==== WORKING DATA

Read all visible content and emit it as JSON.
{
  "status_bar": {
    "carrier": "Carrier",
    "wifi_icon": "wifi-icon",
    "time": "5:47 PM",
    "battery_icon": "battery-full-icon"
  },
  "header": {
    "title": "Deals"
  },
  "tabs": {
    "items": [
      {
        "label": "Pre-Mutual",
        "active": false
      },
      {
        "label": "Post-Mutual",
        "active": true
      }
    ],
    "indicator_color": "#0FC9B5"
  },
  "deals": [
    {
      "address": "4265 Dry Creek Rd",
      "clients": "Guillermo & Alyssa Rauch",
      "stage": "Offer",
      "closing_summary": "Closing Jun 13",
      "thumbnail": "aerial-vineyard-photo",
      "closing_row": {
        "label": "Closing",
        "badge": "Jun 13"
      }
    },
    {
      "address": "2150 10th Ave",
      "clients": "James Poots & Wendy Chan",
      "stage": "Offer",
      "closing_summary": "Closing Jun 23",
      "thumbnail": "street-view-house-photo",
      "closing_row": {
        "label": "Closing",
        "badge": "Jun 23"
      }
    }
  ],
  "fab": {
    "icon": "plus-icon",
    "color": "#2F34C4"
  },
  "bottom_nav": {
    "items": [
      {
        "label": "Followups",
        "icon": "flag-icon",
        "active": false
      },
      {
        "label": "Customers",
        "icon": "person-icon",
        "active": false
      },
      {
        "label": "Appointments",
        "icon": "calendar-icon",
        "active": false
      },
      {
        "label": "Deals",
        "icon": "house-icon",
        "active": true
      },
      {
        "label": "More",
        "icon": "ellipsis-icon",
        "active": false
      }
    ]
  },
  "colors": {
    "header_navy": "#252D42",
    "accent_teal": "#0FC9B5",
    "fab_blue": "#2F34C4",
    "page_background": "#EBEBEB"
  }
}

========

* SHORT PROBLEM *
Reproduce the data shown above exactly.

* RESULT FOR THIS EXERCISE *
Read all visible content and emit it as JSON.
{
  "status_bar": {
    "carrier": "Carrier",
    "wifi_icon": "wifi-icon",
    "time": "5:47 PM",
    "battery_icon": "battery-full-icon"
  },
  "header": {
    "title": "Deals"
  },
  "tabs": {
    "items": [
      {
        "label": "Pre-Mutual",
        "active": false
      },
      {
        "label": "Post-Mutual",
        "active": true
      }
    ],
    "indicator_color": "#0FC9B5"
  },
  "deals": [
    {
      "address": "4265 Dry Creek Rd",
      "clients": "Guillermo & Alyssa Rauch",
      "stage": "Offer",
      "closing_summary": "Closing Jun 13",
      "thumbnail": "aerial-vineyard-photo",
      "closing_row": {
        "label": "Closing",
        "badge": "Jun 13"
      }
    },
    {
      "address": "2150 10th Ave",
      "clients": "James Poots & Wendy Chan",
      "stage": "Offer",
      "closing_summary": "Closing Jun 23",
      "thumbnail": "street-view-house-photo",
      "closing_row": {
        "label": "Closing",
        "badge": "Jun 23"
      }
    }
  ],
  "fab": {
    "icon": "plus-icon",
    "color": "#2F34C4"
  },
  "bottom_nav": {
    "items": [
      {
        "label": "Followups",
        "icon": "flag-icon",
        "active": false
      },
      {
        "label": "Customers",
        "icon": "person-icon",
        "active": false
      },
      {
        "label": "Appointments",
        "icon": "calendar-icon",
        "active": false
      },
      {
        "label": "Deals",
        "icon": "house-icon",
        "active": true
      },
      {
        "label": "More",
        "icon": "ellipsis-icon",
        "active": false
      }
    ]
  },
  "colors": {
    "header_navy": "#252D42",
    "accent_teal": "#0FC9B5",
    "fab_blue": "#2F34C4",
    "page_background": "#EBEBEB"
  }
}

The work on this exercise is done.